Brief: Pick out and copy every row below that contains the string "layer".

Dataset records:
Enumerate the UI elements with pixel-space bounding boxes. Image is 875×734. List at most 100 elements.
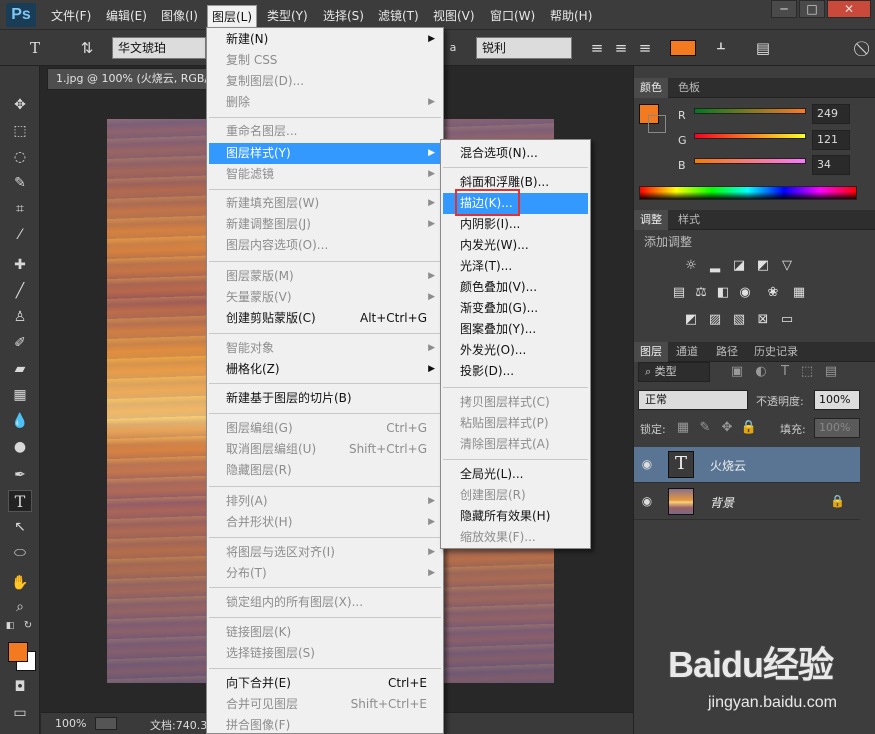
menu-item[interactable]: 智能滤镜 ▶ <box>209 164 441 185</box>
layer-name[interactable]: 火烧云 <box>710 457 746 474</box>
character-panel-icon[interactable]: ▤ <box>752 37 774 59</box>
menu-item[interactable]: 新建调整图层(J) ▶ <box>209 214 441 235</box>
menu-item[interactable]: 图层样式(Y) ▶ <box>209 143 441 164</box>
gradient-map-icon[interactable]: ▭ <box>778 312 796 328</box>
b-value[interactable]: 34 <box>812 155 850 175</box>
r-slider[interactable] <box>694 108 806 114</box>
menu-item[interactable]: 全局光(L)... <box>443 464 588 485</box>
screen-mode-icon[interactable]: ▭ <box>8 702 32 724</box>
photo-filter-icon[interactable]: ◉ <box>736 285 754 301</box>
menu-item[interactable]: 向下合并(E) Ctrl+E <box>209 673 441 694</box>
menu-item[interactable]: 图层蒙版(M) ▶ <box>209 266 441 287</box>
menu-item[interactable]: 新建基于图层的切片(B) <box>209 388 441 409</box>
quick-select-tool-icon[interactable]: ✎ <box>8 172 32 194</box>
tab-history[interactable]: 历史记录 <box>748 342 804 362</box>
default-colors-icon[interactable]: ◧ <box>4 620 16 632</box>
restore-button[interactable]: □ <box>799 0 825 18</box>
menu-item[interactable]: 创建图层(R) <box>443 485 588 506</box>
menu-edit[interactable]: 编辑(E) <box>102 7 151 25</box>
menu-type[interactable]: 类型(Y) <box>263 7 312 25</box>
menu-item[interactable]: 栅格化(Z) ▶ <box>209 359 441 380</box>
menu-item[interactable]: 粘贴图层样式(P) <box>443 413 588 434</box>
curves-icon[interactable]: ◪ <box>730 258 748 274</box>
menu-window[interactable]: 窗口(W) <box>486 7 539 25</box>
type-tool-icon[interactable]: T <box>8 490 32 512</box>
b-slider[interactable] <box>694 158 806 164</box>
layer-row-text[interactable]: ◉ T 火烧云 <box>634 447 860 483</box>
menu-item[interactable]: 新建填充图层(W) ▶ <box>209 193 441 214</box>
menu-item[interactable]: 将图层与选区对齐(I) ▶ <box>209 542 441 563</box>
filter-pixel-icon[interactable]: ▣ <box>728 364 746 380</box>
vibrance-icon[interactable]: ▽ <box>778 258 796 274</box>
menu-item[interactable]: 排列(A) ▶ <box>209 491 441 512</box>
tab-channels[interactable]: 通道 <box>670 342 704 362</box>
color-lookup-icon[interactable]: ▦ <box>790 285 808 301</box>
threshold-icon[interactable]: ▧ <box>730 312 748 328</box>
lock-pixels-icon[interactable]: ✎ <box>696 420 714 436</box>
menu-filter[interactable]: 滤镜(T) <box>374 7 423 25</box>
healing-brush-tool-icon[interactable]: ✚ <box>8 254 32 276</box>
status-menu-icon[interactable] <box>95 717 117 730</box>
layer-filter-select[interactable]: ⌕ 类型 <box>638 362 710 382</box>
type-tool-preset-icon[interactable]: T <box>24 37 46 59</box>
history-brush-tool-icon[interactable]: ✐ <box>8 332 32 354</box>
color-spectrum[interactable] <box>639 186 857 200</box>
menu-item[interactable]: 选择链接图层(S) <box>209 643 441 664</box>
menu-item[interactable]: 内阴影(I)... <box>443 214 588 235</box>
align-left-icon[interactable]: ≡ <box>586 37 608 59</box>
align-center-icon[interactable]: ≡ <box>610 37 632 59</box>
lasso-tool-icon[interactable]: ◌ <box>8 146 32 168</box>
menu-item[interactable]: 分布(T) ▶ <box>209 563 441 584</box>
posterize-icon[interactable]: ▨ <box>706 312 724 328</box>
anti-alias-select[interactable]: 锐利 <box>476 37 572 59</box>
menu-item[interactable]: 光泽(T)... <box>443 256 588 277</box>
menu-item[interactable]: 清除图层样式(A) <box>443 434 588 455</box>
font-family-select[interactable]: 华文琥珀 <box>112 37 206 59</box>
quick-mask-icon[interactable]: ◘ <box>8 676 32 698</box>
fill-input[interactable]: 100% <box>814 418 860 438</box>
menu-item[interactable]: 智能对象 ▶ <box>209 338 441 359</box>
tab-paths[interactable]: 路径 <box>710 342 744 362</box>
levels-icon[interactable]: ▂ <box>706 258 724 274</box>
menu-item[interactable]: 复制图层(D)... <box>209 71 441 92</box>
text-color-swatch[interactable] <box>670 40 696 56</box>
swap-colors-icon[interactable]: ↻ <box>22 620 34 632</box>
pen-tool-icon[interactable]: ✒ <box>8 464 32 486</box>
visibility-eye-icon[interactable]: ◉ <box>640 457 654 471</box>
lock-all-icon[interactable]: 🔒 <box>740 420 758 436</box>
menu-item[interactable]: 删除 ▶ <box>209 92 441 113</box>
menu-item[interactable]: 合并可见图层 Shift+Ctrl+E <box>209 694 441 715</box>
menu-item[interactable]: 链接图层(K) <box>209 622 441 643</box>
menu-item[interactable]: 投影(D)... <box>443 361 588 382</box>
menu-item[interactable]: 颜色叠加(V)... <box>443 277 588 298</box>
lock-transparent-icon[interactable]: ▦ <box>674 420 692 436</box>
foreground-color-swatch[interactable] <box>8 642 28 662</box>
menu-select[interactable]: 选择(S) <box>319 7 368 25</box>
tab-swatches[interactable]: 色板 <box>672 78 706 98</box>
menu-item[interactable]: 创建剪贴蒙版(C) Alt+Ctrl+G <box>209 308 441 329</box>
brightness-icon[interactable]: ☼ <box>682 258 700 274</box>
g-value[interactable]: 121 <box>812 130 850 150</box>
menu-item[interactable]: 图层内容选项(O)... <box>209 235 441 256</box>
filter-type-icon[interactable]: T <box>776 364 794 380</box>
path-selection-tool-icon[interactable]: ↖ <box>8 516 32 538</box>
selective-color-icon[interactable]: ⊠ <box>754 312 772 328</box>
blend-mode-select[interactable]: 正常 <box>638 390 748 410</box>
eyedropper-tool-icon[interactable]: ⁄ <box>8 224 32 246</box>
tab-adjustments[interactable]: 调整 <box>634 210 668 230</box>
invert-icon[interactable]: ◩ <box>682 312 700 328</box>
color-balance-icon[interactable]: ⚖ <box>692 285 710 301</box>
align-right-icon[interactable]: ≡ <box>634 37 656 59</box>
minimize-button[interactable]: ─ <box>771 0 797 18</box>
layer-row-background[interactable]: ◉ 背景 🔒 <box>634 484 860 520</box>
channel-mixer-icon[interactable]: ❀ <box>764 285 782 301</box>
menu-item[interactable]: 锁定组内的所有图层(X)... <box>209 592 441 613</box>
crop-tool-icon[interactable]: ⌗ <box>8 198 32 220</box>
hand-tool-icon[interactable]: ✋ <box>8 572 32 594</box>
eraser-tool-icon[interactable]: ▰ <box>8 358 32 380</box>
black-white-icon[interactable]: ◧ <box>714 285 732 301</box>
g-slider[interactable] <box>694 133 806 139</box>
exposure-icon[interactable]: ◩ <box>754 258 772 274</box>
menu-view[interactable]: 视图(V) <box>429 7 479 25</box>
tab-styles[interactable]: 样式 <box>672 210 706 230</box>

---

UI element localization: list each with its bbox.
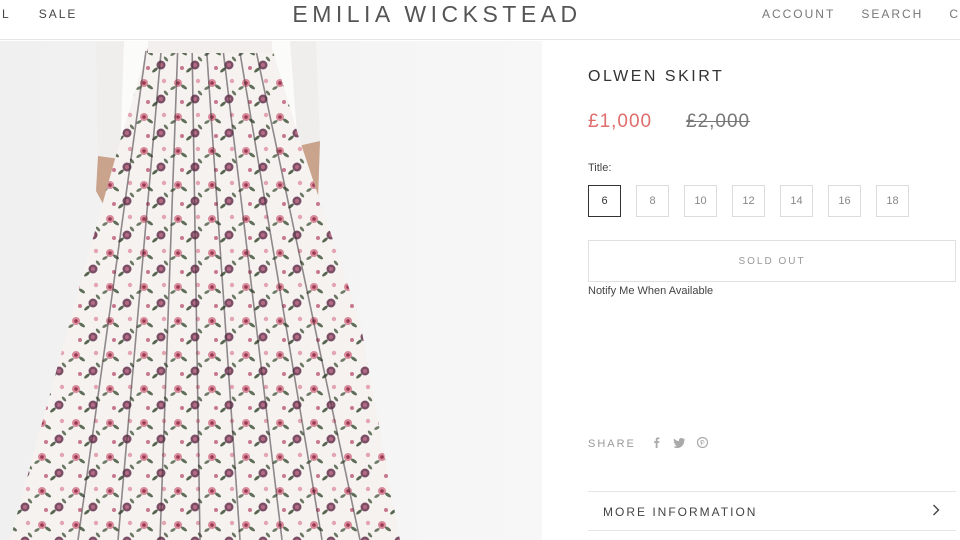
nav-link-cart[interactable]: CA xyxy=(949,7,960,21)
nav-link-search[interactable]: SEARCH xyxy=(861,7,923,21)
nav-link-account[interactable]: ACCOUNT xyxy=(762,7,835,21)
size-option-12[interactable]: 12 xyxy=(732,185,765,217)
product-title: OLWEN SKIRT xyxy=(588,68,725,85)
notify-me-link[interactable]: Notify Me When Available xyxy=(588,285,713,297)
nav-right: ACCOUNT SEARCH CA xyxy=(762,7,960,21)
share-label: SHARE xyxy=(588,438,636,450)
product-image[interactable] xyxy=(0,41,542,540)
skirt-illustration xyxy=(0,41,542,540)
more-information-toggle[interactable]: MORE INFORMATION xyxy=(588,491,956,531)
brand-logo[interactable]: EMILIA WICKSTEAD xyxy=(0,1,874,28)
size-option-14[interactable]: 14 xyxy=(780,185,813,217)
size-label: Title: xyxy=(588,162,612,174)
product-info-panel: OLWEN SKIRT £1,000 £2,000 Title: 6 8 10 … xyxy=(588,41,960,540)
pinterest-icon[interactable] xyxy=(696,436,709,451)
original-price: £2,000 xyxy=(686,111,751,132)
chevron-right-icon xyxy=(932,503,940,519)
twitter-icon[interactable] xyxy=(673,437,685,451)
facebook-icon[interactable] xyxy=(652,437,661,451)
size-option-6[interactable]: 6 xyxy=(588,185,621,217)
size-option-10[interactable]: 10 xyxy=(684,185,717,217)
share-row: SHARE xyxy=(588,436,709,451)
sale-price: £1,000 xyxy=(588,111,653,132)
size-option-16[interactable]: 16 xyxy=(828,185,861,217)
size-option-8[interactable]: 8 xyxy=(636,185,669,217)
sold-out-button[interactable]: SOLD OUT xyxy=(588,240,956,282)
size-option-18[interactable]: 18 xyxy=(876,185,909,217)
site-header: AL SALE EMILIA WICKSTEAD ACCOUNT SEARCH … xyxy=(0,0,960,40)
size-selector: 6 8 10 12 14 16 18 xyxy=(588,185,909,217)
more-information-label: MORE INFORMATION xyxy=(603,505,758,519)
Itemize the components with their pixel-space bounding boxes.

Answer for this exercise:
layer-name[interactable]: 火烧云 <box>710 457 746 474</box>
layer-row-text[interactable]: ◉ T 火烧云 <box>634 447 860 483</box>
layer-filter-select[interactable]: ⌕ 类型 <box>638 362 710 382</box>
layer-row-background[interactable]: ◉ 背景 🔒 <box>634 484 860 520</box>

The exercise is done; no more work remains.